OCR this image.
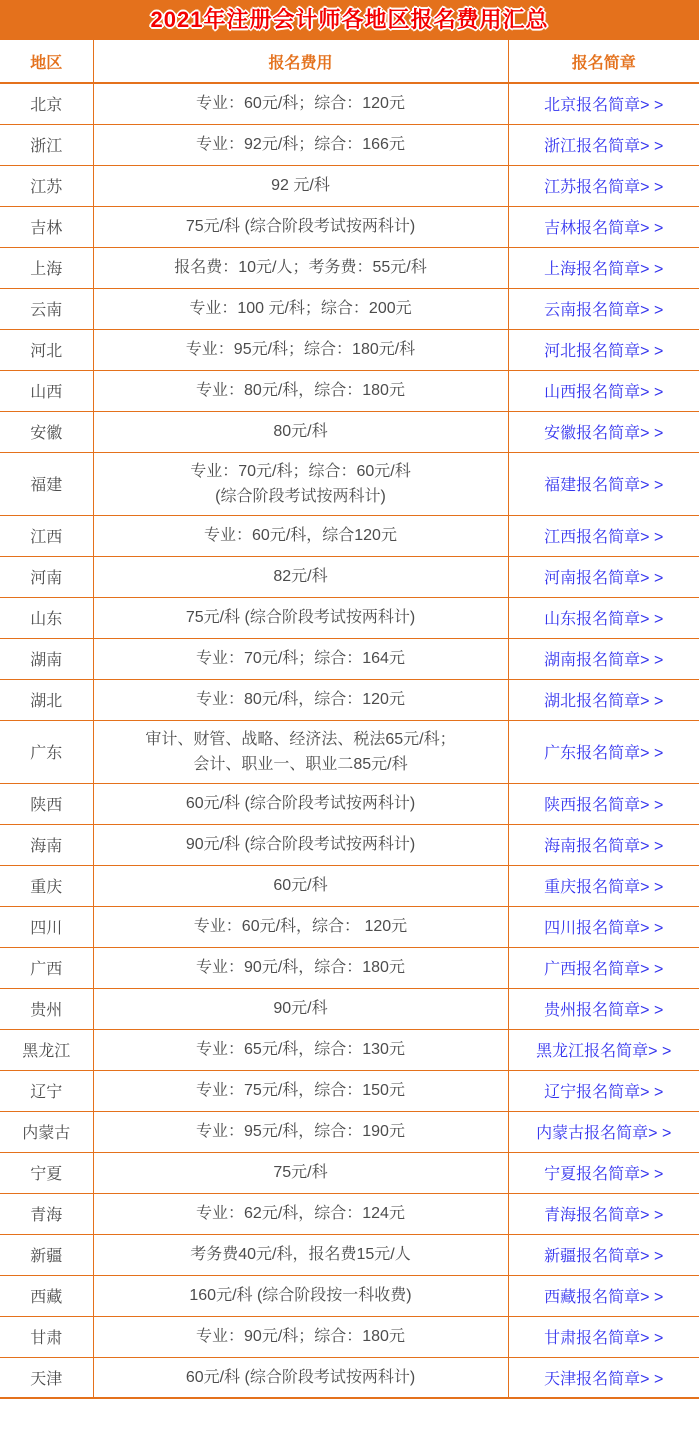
2021年注册会计师各地区报名费用汇总
地区	报名费用	报名简章
北京	专业：60元/科；综合：120元	北京报名简章> >
浙江	专业：92元/科；综合：166元	浙江报名简章> >
江苏	92 元/科	江苏报名简章> >
吉林	75元/科 (综合阶段考试按两科计)	吉林报名简章> >
上海	报名费：10元/人；考务费：55元/科	上海报名简章> >
云南	专业：100 元/科；综合：200元	云南报名简章> >
河北	专业：95元/科；综合：180元/科	河北报名简章> >
山西	专业：80元/科，综合：180元	山西报名简章> >
安徽	80元/科	安徽报名简章> >
福建	专业：70元/科；综合：60元/科
(综合阶段考试按两科计)	福建报名简章> >
江西	专业：60元/科，综合120元	江西报名简章> >
河南	82元/科	河南报名简章> >
山东	75元/科 (综合阶段考试按两科计)	山东报名简章> >
湖南	专业：70元/科；综合：164元	湖南报名简章> >
湖北	专业：80元/科，综合：120元	湖北报名简章> >
广东	审计、财管、战略、经济法、税法65元/科；
会计、职业一、职业二85元/科	广东报名简章> >
陕西	60元/科 (综合阶段考试按两科计)	陕西报名简章> >
海南	90元/科 (综合阶段考试按两科计)	海南报名简章> >
重庆	60元/科	重庆报名简章> >
四川	专业：60元/科，综合： 120元	四川报名简章> >
广西	专业：90元/科，综合：180元	广西报名简章> >
贵州	90元/科	贵州报名简章> >
黑龙江	专业：65元/科，综合：130元	黑龙江报名简章> >
辽宁	专业：75元/科，综合：150元	辽宁报名简章> >
内蒙古	专业：95元/科，综合：190元	内蒙古报名简章> >
宁夏	75元/科	宁夏报名简章> >
青海	专业：62元/科，综合：124元	青海报名简章> >
新疆	考务费40元/科，报名费15元/人	新疆报名简章> >
西藏	160元/科 (综合阶段按一科收费)	西藏报名简章> >
甘肃	专业：90元/科；综合：180元	甘肃报名简章> >
天津	60元/科 (综合阶段考试按两科计)	天津报名简章> >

------------------------

> _GOAL_:
Without the pictures, restate each entry exactly.

> _OUTPUT_:
OCR this image.
2021年注册会计师各地区报名费用汇总
地区	报名费用	报名简章
北京	专业：60元/科；综合：120元	北京报名简章> >
浙江	专业：92元/科；综合：166元	浙江报名简章> >
江苏	92 元/科	江苏报名简章> >
吉林	75元/科 (综合阶段考试按两科计)	吉林报名简章> >
上海	报名费：10元/人；考务费：55元/科	上海报名简章> >
云南	专业：100 元/科；综合：200元	云南报名简章> >
河北	专业：95元/科；综合：180元/科	河北报名简章> >
山西	专业：80元/科，综合：180元	山西报名简章> >
安徽	80元/科	安徽报名简章> >
福建	专业：70元/科；综合：60元/科
(综合阶段考试按两科计)	福建报名简章> >
江西	专业：60元/科，综合120元	江西报名简章> >
河南	82元/科	河南报名简章> >
山东	75元/科 (综合阶段考试按两科计)	山东报名简章> >
湖南	专业：70元/科；综合：164元	湖南报名简章> >
湖北	专业：80元/科，综合：120元	湖北报名简章> >
广东	审计、财管、战略、经济法、税法65元/科；
会计、职业一、职业二85元/科	广东报名简章> >
陕西	60元/科 (综合阶段考试按两科计)	陕西报名简章> >
海南	90元/科 (综合阶段考试按两科计)	海南报名简章> >
重庆	60元/科	重庆报名简章> >
四川	专业：60元/科，综合： 120元	四川报名简章> >
广西	专业：90元/科，综合：180元	广西报名简章> >
贵州	90元/科	贵州报名简章> >
黑龙江	专业：65元/科，综合：130元	黑龙江报名简章> >
辽宁	专业：75元/科，综合：150元	辽宁报名简章> >
内蒙古	专业：95元/科，综合：190元	内蒙古报名简章> >
宁夏	75元/科	宁夏报名简章> >
青海	专业：62元/科，综合：124元	青海报名简章> >
新疆	考务费40元/科，报名费15元/人	新疆报名简章> >
西藏	160元/科 (综合阶段按一科收费)	西藏报名简章> >
甘肃	专业：90元/科；综合：180元	甘肃报名简章> >
天津	60元/科 (综合阶段考试按两科计)	天津报名简章> >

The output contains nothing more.